▸ **SHORT EXERCISE**
Sort through the data and copy the lines holding the word "Andreas".

▸ **EXTRACTED DATA**
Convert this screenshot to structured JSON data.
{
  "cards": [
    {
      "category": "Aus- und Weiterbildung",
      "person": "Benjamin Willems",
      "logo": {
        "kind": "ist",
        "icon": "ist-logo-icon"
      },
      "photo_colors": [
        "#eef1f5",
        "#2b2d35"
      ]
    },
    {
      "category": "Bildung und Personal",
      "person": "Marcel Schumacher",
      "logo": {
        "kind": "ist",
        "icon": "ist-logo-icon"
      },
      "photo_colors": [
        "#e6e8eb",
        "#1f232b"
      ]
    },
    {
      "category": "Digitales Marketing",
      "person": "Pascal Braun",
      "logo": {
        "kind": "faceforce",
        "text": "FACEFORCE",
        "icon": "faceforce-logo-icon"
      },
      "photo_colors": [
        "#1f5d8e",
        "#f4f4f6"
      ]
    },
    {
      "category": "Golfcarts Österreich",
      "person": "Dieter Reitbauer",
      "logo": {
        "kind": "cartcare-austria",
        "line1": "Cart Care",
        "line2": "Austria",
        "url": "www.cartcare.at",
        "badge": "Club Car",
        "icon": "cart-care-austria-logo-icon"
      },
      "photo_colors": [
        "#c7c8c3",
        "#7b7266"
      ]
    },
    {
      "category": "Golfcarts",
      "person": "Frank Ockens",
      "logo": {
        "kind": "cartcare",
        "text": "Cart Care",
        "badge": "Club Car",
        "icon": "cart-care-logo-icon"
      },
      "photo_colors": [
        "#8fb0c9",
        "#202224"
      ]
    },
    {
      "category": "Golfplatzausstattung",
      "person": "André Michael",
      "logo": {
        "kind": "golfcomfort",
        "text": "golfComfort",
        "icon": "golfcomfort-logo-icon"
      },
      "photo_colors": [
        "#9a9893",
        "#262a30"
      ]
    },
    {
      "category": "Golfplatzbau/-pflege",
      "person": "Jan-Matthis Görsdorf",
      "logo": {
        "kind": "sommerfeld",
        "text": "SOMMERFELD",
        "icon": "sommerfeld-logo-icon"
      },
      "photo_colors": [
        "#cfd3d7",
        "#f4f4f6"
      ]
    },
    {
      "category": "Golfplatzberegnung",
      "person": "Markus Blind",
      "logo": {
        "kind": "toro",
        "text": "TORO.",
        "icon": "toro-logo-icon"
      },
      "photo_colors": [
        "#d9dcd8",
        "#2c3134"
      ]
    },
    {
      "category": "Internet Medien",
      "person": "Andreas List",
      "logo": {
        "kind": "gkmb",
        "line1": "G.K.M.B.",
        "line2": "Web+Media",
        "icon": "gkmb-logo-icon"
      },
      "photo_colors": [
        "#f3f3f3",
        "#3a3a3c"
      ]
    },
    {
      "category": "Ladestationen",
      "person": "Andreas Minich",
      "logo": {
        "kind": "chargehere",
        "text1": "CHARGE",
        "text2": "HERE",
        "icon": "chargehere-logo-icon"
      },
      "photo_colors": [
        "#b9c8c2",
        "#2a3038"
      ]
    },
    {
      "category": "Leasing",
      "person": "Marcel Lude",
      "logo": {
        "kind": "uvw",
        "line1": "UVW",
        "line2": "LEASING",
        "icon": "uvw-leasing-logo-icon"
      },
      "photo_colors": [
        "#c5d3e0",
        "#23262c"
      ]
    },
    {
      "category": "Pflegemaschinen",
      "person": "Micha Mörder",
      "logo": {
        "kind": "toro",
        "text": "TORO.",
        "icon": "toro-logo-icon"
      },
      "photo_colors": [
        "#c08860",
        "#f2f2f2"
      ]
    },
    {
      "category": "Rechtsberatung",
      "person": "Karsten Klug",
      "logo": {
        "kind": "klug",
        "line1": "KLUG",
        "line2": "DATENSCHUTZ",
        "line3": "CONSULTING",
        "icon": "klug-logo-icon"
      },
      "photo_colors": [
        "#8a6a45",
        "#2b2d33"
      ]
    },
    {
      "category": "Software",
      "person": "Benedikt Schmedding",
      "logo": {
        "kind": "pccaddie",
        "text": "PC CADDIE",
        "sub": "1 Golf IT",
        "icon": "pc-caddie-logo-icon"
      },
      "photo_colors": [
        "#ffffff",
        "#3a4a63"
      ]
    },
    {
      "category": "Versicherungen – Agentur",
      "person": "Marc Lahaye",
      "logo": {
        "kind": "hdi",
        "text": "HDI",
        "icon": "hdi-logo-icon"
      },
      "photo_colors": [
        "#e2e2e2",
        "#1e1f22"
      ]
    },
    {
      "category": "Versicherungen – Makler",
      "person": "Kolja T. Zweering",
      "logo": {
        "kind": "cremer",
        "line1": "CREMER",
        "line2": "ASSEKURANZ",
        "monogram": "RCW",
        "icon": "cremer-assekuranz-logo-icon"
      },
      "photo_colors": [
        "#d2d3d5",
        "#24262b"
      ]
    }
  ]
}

▸ **OUTPUT BELOW**
      "person": "Andreas List",
      "person": "Andreas Minich",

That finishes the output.